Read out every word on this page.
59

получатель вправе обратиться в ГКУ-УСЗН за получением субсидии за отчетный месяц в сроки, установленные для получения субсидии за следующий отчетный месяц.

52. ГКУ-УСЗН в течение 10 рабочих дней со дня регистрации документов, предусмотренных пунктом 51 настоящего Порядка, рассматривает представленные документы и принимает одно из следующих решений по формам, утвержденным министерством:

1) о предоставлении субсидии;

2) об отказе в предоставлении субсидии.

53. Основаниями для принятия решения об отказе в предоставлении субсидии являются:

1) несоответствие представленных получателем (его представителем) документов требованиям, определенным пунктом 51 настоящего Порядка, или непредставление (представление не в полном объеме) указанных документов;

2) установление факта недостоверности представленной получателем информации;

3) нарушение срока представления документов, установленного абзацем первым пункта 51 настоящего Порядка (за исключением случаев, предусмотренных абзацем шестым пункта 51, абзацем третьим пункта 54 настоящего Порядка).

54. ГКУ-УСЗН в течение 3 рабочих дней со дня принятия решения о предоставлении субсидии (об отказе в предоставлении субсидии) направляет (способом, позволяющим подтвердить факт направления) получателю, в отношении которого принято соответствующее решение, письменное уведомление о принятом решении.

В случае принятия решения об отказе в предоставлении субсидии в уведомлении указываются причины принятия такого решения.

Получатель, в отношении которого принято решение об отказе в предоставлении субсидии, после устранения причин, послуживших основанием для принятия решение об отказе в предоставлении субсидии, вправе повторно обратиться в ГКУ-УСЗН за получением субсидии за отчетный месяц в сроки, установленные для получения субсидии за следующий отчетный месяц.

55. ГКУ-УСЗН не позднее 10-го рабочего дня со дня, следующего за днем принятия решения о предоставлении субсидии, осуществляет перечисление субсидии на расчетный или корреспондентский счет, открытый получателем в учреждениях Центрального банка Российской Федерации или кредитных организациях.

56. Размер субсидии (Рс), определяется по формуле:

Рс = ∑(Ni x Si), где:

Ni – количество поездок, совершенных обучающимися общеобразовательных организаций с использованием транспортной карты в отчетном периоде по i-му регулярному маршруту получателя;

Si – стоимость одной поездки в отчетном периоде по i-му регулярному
——————————
Your objective »
Within the material above, find the lines that contain the word "отчетном"; copy them.

Answer to this exercise »
Ni – количество поездок, совершенных обучающимися общеобразовательных организаций с использованием транспортной карты в отчетном периоде по i-му регулярному маршруту получателя;
Si – стоимость одной поездки в отчетном периоде по i-му регулярному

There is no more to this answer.